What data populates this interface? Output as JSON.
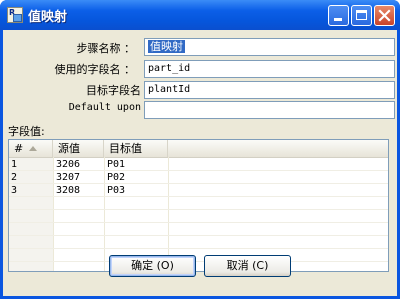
{
  "window": {
    "title": "值映射"
  },
  "form": {
    "step_name": {
      "label": "步骤名称 ：",
      "value": "值映射"
    },
    "field_name": {
      "label": "使用的字段名 ：",
      "value": "part_id"
    },
    "target_field": {
      "label": "目标字段名",
      "value": "plantId"
    },
    "default_upon": {
      "label": "Default upon",
      "value": ""
    }
  },
  "grid": {
    "section_label": "字段值:",
    "columns": [
      "#",
      "源值",
      "目标值"
    ],
    "rows": [
      [
        "1",
        "3206",
        "P01"
      ],
      [
        "2",
        "3207",
        "P02"
      ],
      [
        "3",
        "3208",
        "P03"
      ]
    ]
  },
  "buttons": {
    "ok": "确定 (O)",
    "cancel": "取消 (C)"
  },
  "icons": {
    "title_buttons": [
      "minimize-icon",
      "maximize-icon",
      "close-icon"
    ],
    "sort": "sort-up-icon"
  }
}
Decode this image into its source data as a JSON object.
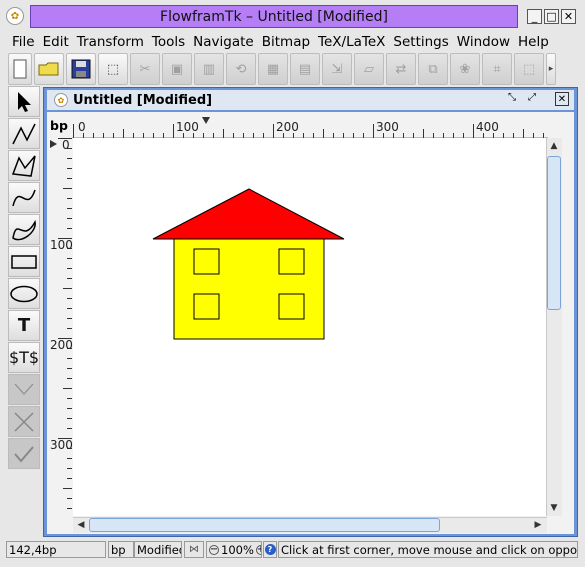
{
  "window": {
    "title": "FlowframTk – Untitled [Modified]",
    "accent": "#b57ef7"
  },
  "menu": [
    "File",
    "Edit",
    "Transform",
    "Tools",
    "Navigate",
    "Bitmap",
    "TeX/LaTeX",
    "Settings",
    "Window",
    "Help"
  ],
  "toolbar": {
    "buttons": [
      "new-icon",
      "open-icon",
      "save-icon",
      "select-all-icon",
      "cut-icon",
      "move-to-front-icon",
      "move-to-back-icon",
      "rotate-icon",
      "group-icon",
      "ungroup-icon",
      "scale-icon",
      "shear-icon",
      "reverse-icon",
      "merge-icon",
      "pattern-icon",
      "distort-icon",
      "rectangle-select-icon",
      "scroll-right-icon"
    ]
  },
  "tools": [
    "select-tool-icon",
    "open-line-icon",
    "closed-line-icon",
    "open-curve-icon",
    "closed-curve-icon",
    "rectangle-icon",
    "ellipse-icon",
    "text-icon",
    "math-text-icon",
    "gap-icon",
    "abandon-icon",
    "finish-icon"
  ],
  "tool_labels": {
    "text": "T",
    "math_text": "$T$"
  },
  "document": {
    "title": "Untitled [Modified]",
    "unit": "bp"
  },
  "ruler": {
    "h_labels": [
      "0",
      "100",
      "200",
      "300",
      "400"
    ],
    "v_labels": [
      "0",
      "100",
      "200",
      "300"
    ]
  },
  "drawing": {
    "roof_color": "#ff0000",
    "wall_color": "#ffff00",
    "outline_color": "#000000"
  },
  "status": {
    "position": "142,4bp",
    "unit": "bp",
    "modified": "Modified",
    "zoom": "100%",
    "message": "Click at first corner, move mouse and click on opposite corner"
  }
}
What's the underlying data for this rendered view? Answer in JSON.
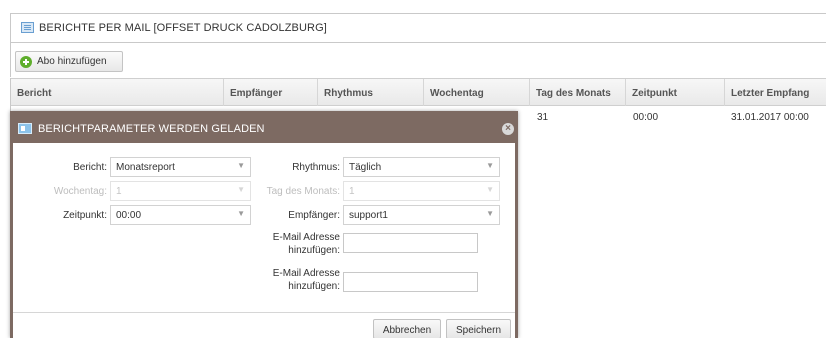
{
  "panel": {
    "title": "BERICHTE PER MAIL [OFFSET DRUCK CADOLZBURG]"
  },
  "toolbar": {
    "add_label": "Abo hinzufügen"
  },
  "grid": {
    "columns": [
      "Bericht",
      "Empfänger",
      "Rhythmus",
      "Wochentag",
      "Tag des Monats",
      "Zeitpunkt",
      "Letzter Empfang"
    ],
    "row": {
      "tag_des_monats": "31",
      "zeitpunkt": "00:00",
      "letzter_empfang": "31.01.2017 00:00"
    }
  },
  "dialog": {
    "title": "BERICHTPARAMETER WERDEN GELADEN",
    "close_symbol": "×",
    "bericht_label": "Bericht:",
    "bericht_value": "Monatsreport",
    "rhythmus_label": "Rhythmus:",
    "rhythmus_value": "Täglich",
    "wochentag_label": "Wochentag:",
    "wochentag_value": "1",
    "tag_label": "Tag des Monats:",
    "tag_value": "1",
    "zeitpunkt_label": "Zeitpunkt:",
    "zeitpunkt_value": "00:00",
    "empfaenger_label": "Empfänger:",
    "empfaenger_value": "support1",
    "email_label_1_line1": "E-Mail Adresse",
    "email_label_1_line2": "hinzufügen:",
    "email_label_2_line1": "E-Mail Adresse",
    "email_label_2_line2": "hinzufügen:",
    "email_value_1": "",
    "email_value_2": "",
    "cancel_label": "Abbrechen",
    "save_label": "Speichern",
    "dropdown_arrow": "▼"
  },
  "colors": {
    "dialog_frame": "#7d6a62",
    "add_icon": "#5fae2c"
  }
}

• [OBJECTIVE] Copy every line of the listing that contains the word "JSON".

• [SOLUTION FOR THIS EXERCISE]
What data populates this interface? Output as JSON.
Decode this image into its source data as a JSON object.
What's the underlying data for this rendered view? Answer in JSON.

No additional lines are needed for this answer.